> **Exercise objective**: Sift the listing for lines that hold the string "района" and pull them out.

> **Listed records**:
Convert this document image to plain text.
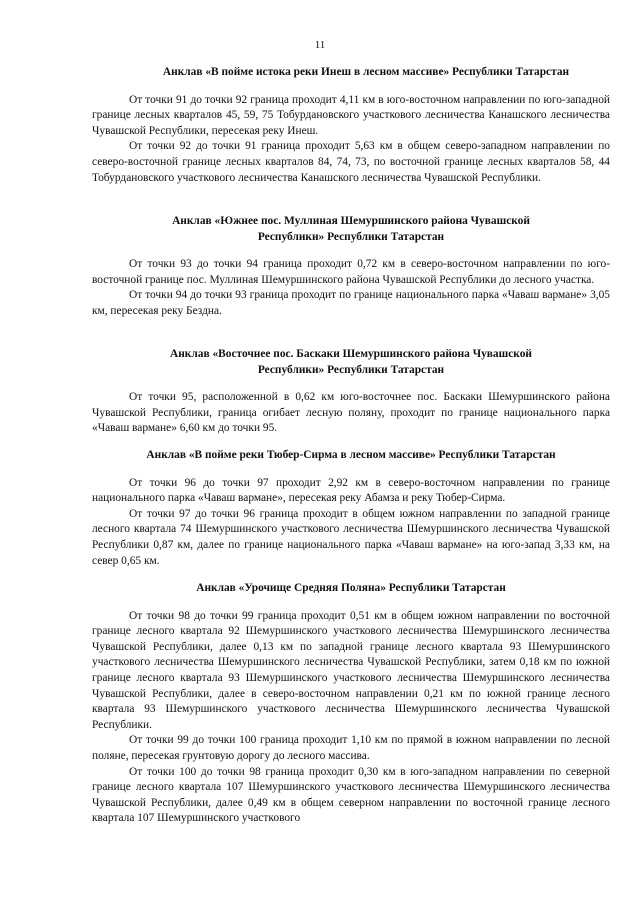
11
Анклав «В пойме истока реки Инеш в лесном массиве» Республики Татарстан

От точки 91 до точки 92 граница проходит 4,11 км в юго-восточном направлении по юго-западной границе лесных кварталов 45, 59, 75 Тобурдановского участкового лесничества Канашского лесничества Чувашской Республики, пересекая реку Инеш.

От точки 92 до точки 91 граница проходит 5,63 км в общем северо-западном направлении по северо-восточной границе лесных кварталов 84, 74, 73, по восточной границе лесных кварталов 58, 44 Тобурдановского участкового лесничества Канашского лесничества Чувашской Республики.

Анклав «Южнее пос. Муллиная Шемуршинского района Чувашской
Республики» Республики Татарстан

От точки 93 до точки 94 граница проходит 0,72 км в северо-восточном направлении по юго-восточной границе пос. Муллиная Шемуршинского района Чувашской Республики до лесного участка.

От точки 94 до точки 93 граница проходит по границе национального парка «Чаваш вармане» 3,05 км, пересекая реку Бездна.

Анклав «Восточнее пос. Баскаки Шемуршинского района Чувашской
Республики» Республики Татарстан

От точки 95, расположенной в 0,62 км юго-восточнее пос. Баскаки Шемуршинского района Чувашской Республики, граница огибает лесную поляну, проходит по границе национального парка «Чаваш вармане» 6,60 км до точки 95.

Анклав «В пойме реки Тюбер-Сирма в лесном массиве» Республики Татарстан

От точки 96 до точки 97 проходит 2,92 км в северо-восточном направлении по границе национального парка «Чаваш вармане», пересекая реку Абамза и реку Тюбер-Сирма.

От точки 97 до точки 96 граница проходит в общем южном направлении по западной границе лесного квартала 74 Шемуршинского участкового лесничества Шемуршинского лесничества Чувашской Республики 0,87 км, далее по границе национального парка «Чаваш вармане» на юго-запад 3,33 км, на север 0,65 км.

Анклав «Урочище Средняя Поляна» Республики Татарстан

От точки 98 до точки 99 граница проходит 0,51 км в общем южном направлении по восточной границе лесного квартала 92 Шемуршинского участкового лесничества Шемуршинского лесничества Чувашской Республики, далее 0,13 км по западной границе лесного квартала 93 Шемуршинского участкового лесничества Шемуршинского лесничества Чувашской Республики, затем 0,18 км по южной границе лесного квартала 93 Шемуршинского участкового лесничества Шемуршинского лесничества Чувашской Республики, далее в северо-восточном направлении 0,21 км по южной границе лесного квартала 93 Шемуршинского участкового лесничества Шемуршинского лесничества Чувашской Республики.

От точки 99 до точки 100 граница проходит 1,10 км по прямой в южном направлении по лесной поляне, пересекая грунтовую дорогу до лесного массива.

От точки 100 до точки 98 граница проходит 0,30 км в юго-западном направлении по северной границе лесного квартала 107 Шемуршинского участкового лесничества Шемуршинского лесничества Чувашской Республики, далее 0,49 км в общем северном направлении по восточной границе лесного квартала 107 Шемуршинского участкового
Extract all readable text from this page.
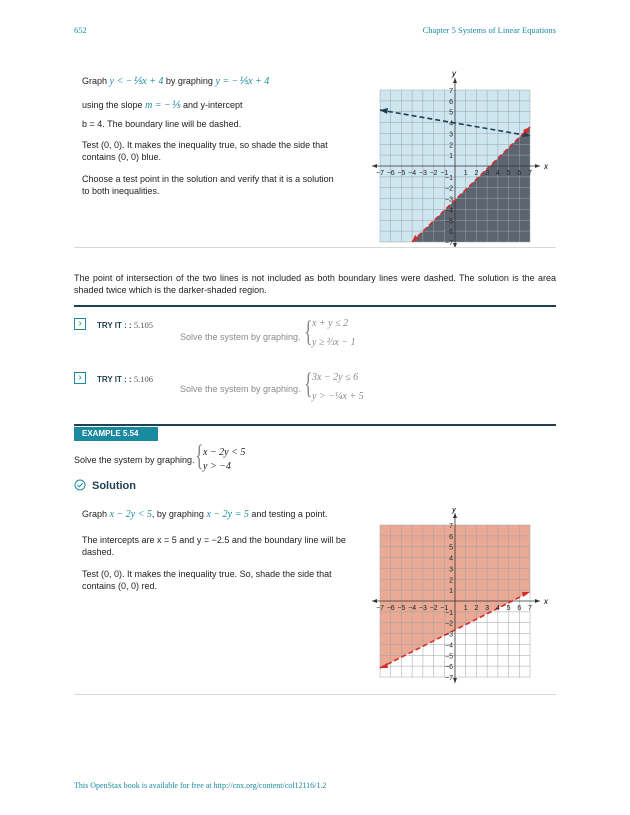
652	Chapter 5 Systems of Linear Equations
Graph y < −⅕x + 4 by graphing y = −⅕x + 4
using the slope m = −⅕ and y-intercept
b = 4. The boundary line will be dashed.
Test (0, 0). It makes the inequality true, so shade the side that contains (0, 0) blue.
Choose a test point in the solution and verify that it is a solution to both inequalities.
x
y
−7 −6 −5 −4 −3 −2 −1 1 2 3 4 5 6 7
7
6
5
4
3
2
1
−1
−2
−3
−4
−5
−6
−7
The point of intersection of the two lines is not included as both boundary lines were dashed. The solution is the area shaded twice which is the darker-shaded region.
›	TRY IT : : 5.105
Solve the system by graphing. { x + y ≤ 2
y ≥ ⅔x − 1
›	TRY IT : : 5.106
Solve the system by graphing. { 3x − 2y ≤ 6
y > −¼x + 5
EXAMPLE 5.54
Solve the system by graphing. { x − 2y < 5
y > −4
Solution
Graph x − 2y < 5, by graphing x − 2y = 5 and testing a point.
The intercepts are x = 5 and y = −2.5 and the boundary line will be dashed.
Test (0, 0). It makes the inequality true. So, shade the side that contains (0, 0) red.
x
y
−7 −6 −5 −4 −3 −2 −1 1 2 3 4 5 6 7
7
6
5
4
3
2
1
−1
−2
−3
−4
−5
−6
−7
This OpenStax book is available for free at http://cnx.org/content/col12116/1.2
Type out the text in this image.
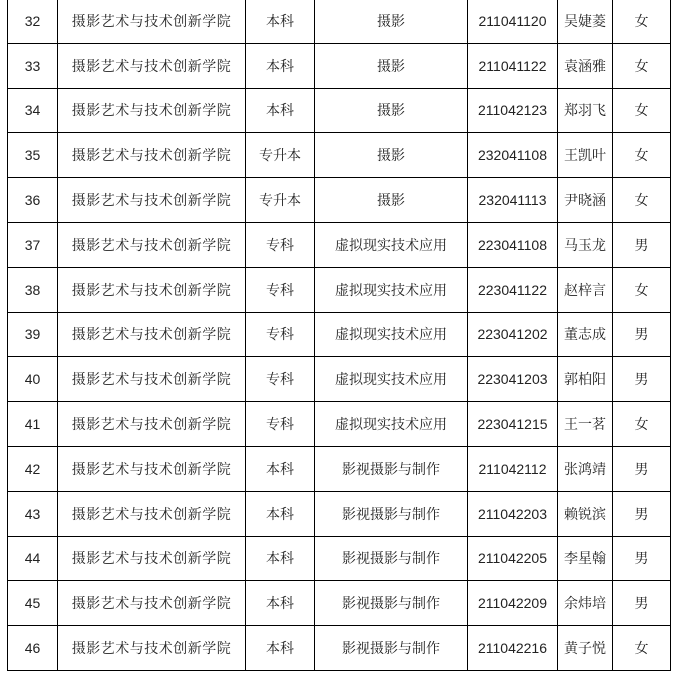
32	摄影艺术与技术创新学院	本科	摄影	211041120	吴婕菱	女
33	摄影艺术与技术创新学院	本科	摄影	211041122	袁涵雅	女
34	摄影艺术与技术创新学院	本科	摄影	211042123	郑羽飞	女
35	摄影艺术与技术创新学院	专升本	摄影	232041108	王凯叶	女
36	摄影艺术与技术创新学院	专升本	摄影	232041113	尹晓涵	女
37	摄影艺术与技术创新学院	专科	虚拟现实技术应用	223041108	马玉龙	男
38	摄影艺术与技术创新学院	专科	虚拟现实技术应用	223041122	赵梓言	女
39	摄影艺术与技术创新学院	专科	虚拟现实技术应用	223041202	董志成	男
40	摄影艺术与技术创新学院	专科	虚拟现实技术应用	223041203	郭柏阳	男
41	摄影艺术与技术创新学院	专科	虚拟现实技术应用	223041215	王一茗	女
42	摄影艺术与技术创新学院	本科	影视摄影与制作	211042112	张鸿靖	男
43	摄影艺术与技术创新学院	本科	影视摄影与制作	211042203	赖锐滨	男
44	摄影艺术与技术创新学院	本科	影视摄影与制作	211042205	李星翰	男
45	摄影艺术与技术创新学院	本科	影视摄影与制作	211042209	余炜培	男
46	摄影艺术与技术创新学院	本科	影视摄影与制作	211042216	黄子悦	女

> **Problem solution**:
Анклав «Южнее пос. Муллиная Шемуршинского района Чувашской
От точки 93 до точки 94 граница проходит 0,72 км в северо-восточном направлении по юго-восточной границе пос. Муллиная Шемуршинского района Чувашской Республики до лесного участка.
Анклав «Восточнее пос. Баскаки Шемуршинского района Чувашской
От точки 95, расположенной в 0,62 км юго-восточнее пос. Баскаки Шемуршинского района Чувашской Республики, граница огибает лесную поляну, проходит по границе национального парка «Чаваш вармане» 6,60 км до точки 95.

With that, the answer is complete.